What to work on: Write out all the data again, exactly as it stands.

----- Record list

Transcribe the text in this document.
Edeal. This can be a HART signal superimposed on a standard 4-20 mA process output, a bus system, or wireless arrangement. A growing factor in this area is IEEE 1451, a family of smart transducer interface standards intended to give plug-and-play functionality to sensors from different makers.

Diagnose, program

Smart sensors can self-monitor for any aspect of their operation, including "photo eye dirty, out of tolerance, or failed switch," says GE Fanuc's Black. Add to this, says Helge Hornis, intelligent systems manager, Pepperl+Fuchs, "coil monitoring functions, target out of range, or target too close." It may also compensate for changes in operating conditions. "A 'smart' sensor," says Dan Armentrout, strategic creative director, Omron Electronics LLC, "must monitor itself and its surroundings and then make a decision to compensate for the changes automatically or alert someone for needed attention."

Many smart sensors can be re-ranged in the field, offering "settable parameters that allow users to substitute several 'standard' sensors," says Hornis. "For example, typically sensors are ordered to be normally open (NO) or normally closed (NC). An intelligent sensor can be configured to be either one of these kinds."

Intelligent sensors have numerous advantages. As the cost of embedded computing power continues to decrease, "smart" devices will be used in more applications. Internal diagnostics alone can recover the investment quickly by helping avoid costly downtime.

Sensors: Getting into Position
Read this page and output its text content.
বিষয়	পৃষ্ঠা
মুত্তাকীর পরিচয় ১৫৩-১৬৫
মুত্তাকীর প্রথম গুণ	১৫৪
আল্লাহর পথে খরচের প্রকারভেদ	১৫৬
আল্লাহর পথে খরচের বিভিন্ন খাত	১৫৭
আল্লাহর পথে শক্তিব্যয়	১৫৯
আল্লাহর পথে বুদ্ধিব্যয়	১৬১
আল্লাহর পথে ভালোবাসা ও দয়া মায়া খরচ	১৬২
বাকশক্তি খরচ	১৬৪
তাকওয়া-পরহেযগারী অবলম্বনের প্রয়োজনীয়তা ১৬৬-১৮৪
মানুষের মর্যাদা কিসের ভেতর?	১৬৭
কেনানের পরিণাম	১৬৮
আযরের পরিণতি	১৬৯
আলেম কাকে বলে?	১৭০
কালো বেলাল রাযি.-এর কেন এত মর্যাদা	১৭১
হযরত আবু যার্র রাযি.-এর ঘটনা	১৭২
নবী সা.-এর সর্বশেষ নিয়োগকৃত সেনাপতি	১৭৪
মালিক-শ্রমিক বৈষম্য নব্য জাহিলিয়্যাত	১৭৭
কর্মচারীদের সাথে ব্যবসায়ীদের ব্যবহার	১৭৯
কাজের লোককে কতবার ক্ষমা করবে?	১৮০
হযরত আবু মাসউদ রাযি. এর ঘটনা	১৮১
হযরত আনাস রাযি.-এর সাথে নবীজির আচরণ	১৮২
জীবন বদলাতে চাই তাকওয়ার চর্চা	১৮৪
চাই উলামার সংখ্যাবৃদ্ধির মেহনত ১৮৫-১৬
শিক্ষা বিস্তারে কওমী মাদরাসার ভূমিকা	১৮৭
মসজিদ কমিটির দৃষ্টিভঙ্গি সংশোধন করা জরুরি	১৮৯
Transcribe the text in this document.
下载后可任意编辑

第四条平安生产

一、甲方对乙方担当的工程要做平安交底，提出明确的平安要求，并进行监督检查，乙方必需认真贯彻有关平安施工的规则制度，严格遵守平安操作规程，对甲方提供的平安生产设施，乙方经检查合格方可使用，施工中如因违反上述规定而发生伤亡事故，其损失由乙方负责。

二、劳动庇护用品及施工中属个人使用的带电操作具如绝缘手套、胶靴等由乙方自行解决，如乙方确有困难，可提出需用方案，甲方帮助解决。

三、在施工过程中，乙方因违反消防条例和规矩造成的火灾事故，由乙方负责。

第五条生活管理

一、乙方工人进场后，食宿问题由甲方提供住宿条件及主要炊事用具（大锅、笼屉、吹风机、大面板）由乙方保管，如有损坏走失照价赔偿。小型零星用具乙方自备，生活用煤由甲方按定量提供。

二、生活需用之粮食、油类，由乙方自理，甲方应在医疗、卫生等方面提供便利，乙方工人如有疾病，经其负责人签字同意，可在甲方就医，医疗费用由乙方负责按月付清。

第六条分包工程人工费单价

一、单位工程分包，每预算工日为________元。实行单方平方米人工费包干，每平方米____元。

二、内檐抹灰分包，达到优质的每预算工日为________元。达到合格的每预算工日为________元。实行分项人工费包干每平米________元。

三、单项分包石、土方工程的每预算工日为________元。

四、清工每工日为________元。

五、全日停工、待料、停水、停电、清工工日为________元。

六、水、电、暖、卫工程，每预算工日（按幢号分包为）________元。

----------

Answer:
Transcribe the text in this document.
Edeal. This can be a HART signal superimposed on a standard 4-20 mA process output, a bus system, or wireless arrangement. A growing factor in this area is IEEE 1451, a family of smart transducer interface standards intended to give plug-and-play functionality to sensors from different makers.

Diagnose, program

Smart sensors can self-monitor for any aspect of their operation, including "photo eye dirty, out of tolerance, or failed switch," says GE Fanuc's Black. Add to this, says Helge Hornis, intelligent systems manager, Pepperl+Fuchs, "coil monitoring functions, target out of range, or target too close." It may also compensate for changes in operating conditions. "A 'smart' sensor," says Dan Armentrout, strategic creative director, Omron Electronics LLC, "must monitor itself and its surroundings and then make a decision to compensate for the changes automatically or alert someone for needed attention."

Many smart sensors can be re-ranged in the field, offering "settable parameters that allow users to substitute several 'standard' sensors," says Hornis. "For example, typically sensors are ordered to be normally open (NO) or normally closed (NC). An intelligent sensor can be configured to be either one of these kinds."

Intelligent sensors have numerous advantages. As the cost of embedded computing power continues to decrease, "smart" devices will be used in more applications. Internal diagnostics alone can recover the investment quickly by helping avoid costly downtime.

Sensors: Getting into Position
Read this page and output its text content.
বিষয়	পৃষ্ঠা
মুত্তাকীর পরিচয় ১৫৩-১৬৫
মুত্তাকীর প্রথম গুণ	১৫৪
আল্লাহর পথে খরচের প্রকারভেদ	১৫৬
আল্লাহর পথে খরচের বিভিন্ন খাত	১৫৭
আল্লাহর পথে শক্তিব্যয়	১৫৯
আল্লাহর পথে বুদ্ধিব্যয়	১৬১
আল্লাহর পথে ভালোবাসা ও দয়া মায়া খরচ	১৬২
বাকশক্তি খরচ	১৬৪
তাকওয়া-পরহেযগারী অবলম্বনের প্রয়োজনীয়তা ১৬৬-১৮৪
মানুষের মর্যাদা কিসের ভেতর?	১৬৭
কেনানের পরিণাম	১৬৮
আযরের পরিণতি	১৬৯
আলেম কাকে বলে?	১৭০
কালো বেলাল রাযি.-এর কেন এত মর্যাদা	১৭১
হযরত আবু যার্র রাযি.-এর ঘটনা	১৭২
নবী সা.-এর সর্বশেষ নিয়োগকৃত সেনাপতি	১৭৪
মালিক-শ্রমিক বৈষম্য নব্য জাহিলিয়্যাত	১৭৭
কর্মচারীদের সাথে ব্যবসায়ীদের ব্যবহার	১৭৯
কাজের লোককে কতবার ক্ষমা করবে?	১৮০
হযরত আবু মাসউদ রাযি. এর ঘটনা	১৮১
হযরত আনাস রাযি.-এর সাথে নবীজির আচরণ	১৮২
জীবন বদলাতে চাই তাকওয়ার চর্চা	১৮৪
চাই উলামার সংখ্যাবৃদ্ধির মেহনত ১৮৫-১৬
শিক্ষা বিস্তারে কওমী মাদরাসার ভূমিকা	১৮৭
মসজিদ কমিটির দৃষ্টিভঙ্গি সংশোধন করা জরুরি	১৮৯
Transcribe the text in this document.
下载后可任意编辑

第四条平安生产

一、甲方对乙方担当的工程要做平安交底，提出明确的平安要求，并进行监督检查，乙方必需认真贯彻有关平安施工的规则制度，严格遵守平安操作规程，对甲方提供的平安生产设施，乙方经检查合格方可使用，施工中如因违反上述规定而发生伤亡事故，其损失由乙方负责。

二、劳动庇护用品及施工中属个人使用的带电操作具如绝缘手套、胶靴等由乙方自行解决，如乙方确有困难，可提出需用方案，甲方帮助解决。

三、在施工过程中，乙方因违反消防条例和规矩造成的火灾事故，由乙方负责。

第五条生活管理

一、乙方工人进场后，食宿问题由甲方提供住宿条件及主要炊事用具（大锅、笼屉、吹风机、大面板）由乙方保管，如有损坏走失照价赔偿。小型零星用具乙方自备，生活用煤由甲方按定量提供。

二、生活需用之粮食、油类，由乙方自理，甲方应在医疗、卫生等方面提供便利，乙方工人如有疾病，经其负责人签字同意，可在甲方就医，医疗费用由乙方负责按月付清。

第六条分包工程人工费单价

一、单位工程分包，每预算工日为________元。实行单方平方米人工费包干，每平方米____元。

二、内檐抹灰分包，达到优质的每预算工日为________元。达到合格的每预算工日为________元。实行分项人工费包干每平米________元。

三、单项分包石、土方工程的每预算工日为________元。

四、清工每工日为________元。

五、全日停工、待料、停水、停电、清工工日为________元。

六、水、电、暖、卫工程，每预算工日（按幢号分包为）________元。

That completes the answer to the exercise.